[Collected data]
━━━

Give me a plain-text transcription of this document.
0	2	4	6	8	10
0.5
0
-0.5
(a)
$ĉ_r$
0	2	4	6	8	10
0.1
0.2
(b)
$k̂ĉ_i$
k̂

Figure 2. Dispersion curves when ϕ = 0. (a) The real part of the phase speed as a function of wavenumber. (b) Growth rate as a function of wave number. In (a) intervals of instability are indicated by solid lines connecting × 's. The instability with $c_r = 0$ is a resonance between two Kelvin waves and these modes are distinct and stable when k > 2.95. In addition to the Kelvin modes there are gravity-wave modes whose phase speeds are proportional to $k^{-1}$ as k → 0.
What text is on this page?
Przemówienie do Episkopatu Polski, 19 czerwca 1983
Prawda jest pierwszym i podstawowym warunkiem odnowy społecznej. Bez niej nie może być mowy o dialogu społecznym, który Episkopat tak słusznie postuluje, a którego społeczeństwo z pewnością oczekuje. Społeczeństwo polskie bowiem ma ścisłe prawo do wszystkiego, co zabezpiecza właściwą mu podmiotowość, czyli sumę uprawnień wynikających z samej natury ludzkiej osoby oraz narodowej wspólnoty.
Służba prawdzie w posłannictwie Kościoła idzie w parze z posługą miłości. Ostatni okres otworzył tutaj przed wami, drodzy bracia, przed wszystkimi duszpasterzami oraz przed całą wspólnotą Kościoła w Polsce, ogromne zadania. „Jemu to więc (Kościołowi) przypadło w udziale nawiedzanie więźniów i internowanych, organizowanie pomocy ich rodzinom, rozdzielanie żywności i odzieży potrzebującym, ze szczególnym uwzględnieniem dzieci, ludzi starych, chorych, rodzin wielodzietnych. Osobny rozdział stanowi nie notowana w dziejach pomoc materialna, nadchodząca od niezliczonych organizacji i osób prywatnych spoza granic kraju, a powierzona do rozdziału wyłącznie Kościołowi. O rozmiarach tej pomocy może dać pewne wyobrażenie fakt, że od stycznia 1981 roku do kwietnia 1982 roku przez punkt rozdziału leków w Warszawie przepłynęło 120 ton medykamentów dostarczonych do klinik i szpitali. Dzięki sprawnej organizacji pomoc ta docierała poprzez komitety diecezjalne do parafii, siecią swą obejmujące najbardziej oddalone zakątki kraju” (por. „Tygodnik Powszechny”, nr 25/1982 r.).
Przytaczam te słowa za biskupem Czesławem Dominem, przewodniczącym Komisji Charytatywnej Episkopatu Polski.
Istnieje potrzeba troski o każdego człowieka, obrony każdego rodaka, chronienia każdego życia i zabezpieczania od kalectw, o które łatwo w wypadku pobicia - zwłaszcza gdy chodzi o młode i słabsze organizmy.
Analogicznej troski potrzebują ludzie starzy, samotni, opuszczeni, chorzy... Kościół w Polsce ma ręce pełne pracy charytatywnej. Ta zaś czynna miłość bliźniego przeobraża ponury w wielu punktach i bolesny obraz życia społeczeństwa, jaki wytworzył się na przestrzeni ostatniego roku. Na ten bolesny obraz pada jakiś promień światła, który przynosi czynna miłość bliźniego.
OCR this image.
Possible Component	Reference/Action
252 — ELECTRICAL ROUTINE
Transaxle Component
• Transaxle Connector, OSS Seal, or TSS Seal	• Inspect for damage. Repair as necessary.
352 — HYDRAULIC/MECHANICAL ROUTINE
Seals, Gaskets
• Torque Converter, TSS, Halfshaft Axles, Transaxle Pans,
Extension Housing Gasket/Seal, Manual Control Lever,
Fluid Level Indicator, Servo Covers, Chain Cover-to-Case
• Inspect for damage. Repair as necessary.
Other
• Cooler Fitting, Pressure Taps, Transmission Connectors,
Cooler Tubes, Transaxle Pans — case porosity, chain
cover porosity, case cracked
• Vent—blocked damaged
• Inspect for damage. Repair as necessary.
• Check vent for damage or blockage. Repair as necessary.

━━━

▶ **Exercise**
The answer should be a single number: the count of lines in the data that include the string "this".

▶ **Worked solution**
3